- _Aim of the task_
From the entries that follow, pick out all lines holding "this".

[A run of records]
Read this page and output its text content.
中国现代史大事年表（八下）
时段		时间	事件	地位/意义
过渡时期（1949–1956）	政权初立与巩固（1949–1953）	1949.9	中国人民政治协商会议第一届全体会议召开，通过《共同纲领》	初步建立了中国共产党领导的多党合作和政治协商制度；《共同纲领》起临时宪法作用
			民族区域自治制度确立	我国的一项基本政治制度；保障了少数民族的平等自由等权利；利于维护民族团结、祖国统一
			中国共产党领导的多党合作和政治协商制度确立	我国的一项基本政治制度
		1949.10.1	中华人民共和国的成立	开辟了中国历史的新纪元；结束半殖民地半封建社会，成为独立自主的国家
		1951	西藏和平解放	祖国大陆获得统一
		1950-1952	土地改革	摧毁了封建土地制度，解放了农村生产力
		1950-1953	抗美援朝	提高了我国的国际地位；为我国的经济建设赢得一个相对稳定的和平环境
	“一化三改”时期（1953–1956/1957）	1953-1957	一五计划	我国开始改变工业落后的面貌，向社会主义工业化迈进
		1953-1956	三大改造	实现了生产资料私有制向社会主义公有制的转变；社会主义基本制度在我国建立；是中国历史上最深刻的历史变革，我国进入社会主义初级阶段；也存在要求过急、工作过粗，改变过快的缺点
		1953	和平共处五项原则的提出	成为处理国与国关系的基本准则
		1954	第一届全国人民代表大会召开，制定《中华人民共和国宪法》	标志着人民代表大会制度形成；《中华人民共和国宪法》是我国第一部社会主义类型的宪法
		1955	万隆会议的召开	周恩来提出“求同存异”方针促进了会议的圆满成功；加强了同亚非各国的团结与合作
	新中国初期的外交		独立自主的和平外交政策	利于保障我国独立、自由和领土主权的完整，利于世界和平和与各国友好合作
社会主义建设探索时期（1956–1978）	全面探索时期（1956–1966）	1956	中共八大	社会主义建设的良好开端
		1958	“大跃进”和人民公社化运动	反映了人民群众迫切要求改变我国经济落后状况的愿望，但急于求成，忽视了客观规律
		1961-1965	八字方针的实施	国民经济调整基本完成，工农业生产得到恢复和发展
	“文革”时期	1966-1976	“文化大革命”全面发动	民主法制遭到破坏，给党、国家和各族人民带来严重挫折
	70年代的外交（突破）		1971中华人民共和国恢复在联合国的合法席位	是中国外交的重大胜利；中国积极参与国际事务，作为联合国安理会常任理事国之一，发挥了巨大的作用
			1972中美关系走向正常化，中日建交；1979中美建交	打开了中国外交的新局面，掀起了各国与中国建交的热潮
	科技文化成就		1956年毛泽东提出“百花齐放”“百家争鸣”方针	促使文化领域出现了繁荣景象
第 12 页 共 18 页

...

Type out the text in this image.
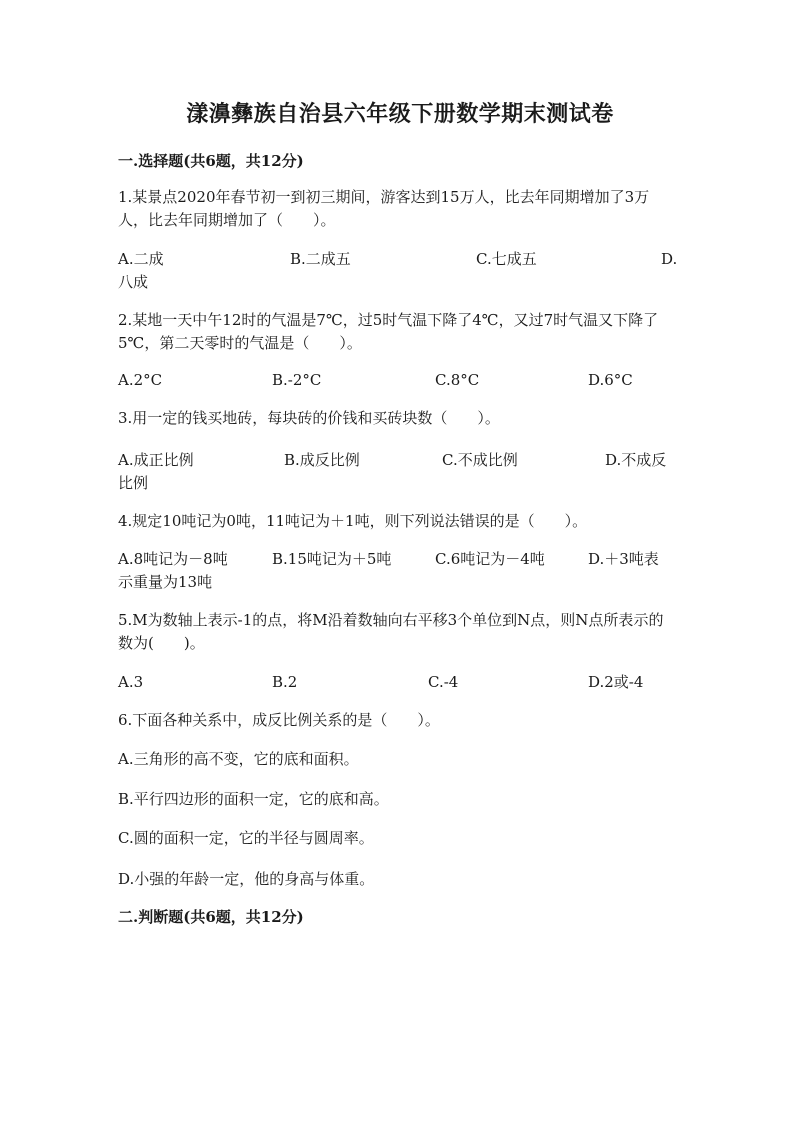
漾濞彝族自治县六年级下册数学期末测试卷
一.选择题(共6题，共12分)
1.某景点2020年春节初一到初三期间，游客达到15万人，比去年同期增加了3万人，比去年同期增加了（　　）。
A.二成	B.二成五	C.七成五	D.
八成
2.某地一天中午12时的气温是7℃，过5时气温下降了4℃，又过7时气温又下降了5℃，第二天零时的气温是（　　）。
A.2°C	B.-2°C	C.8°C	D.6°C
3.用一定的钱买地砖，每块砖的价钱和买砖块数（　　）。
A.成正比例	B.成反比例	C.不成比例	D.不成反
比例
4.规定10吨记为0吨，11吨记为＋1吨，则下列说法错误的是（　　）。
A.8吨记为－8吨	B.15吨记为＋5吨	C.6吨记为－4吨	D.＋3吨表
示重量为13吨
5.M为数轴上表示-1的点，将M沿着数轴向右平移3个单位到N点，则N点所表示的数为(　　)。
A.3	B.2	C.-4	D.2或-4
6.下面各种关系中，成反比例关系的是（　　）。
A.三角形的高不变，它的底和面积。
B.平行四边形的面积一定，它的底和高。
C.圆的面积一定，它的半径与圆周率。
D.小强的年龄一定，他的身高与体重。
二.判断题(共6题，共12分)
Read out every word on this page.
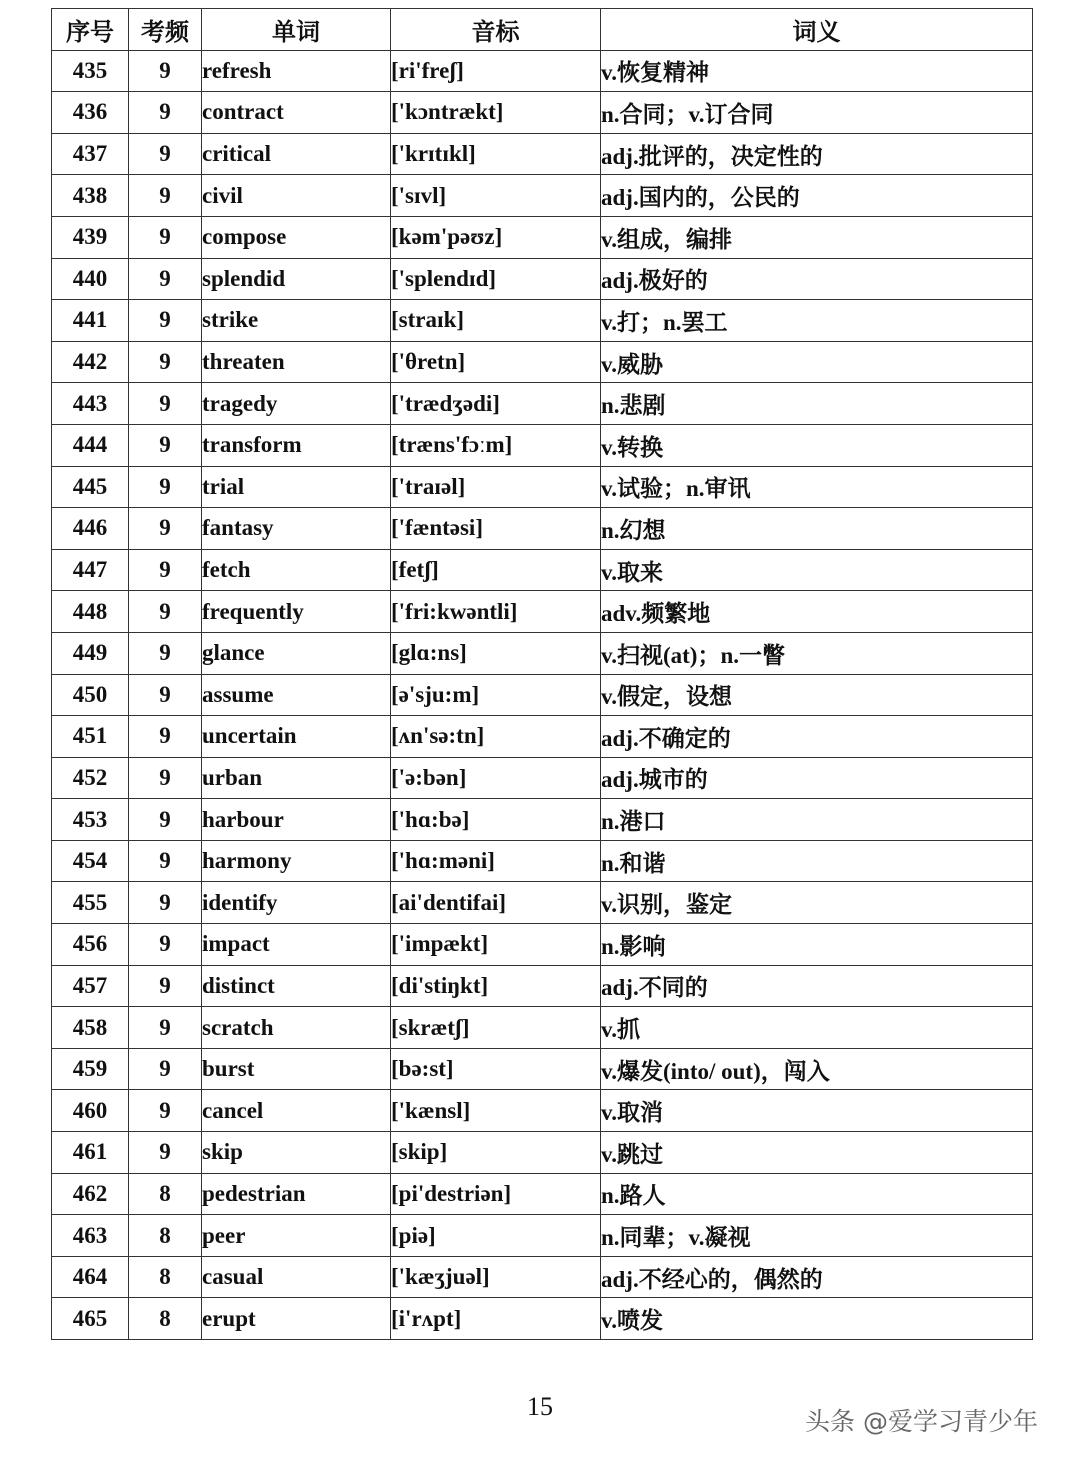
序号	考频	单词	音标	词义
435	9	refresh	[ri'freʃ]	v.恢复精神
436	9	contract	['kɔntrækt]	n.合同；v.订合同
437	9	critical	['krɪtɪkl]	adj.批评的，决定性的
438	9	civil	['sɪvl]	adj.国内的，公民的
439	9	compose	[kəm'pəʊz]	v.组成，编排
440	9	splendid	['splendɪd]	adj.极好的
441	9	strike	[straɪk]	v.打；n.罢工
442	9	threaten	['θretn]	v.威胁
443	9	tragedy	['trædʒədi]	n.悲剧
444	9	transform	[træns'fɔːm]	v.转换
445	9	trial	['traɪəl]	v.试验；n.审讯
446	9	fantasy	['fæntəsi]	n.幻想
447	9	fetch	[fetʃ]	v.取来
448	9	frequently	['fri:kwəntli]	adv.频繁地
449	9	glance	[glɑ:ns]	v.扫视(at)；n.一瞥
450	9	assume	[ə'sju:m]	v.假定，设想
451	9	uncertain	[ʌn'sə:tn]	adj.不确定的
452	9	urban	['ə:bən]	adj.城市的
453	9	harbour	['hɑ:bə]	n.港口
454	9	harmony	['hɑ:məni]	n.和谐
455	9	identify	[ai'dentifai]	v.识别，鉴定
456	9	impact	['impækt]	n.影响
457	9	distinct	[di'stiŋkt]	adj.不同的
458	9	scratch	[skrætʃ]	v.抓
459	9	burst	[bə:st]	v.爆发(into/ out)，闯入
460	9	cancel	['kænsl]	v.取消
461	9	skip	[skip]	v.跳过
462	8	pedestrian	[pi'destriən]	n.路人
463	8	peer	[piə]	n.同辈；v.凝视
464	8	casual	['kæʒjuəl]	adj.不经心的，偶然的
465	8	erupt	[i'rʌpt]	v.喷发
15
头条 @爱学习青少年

==

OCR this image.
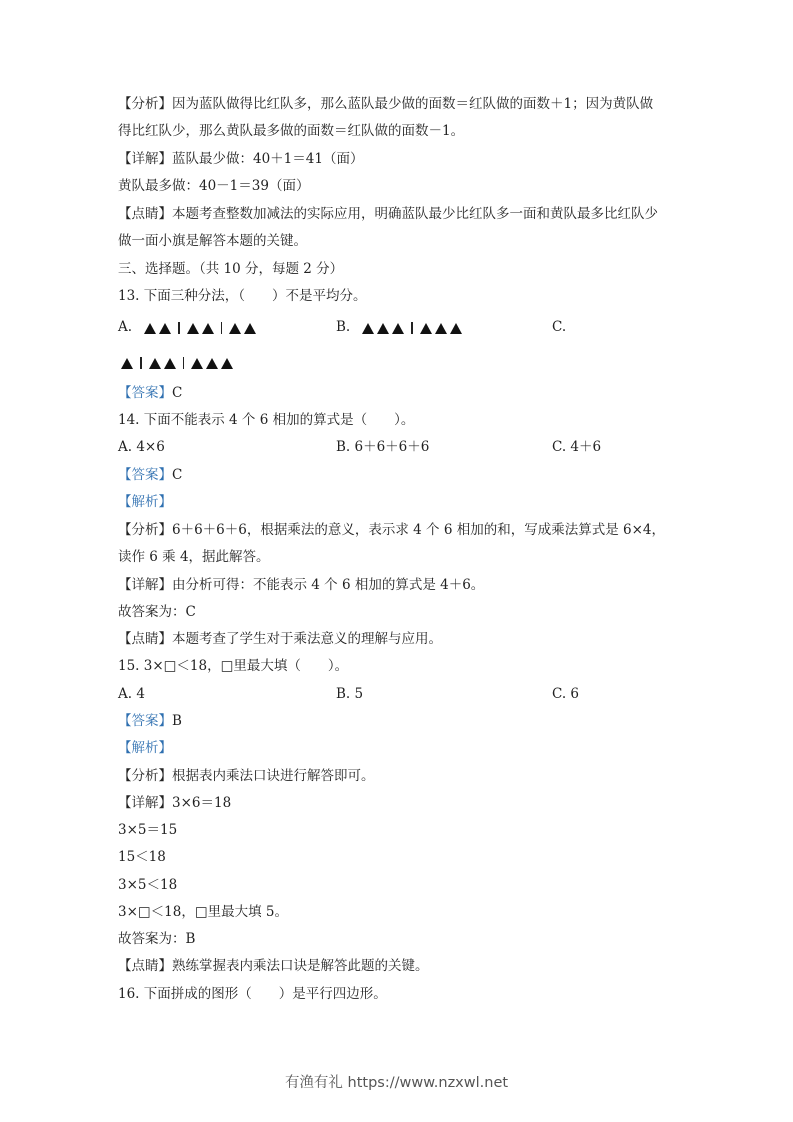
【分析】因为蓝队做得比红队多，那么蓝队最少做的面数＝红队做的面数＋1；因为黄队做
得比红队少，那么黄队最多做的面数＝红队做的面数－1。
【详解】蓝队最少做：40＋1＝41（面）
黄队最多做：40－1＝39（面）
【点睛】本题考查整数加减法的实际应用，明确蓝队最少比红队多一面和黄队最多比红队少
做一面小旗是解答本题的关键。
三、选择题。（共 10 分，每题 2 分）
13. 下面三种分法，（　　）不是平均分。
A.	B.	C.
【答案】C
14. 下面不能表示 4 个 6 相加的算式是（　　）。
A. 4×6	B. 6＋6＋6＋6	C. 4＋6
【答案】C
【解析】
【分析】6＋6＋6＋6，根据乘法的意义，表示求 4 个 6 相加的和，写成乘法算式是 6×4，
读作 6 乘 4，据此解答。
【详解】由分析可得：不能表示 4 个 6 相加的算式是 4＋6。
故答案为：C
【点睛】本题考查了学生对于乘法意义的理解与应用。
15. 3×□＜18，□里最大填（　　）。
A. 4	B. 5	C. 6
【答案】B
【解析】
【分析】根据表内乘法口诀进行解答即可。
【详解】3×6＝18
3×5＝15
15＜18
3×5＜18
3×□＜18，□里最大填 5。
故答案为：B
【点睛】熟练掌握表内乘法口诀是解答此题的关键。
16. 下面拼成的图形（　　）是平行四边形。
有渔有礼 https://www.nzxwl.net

- _Exercise response_
Read this page and output its text content.
Type out the text in this image.
Read out every word on this page.
OCR this image.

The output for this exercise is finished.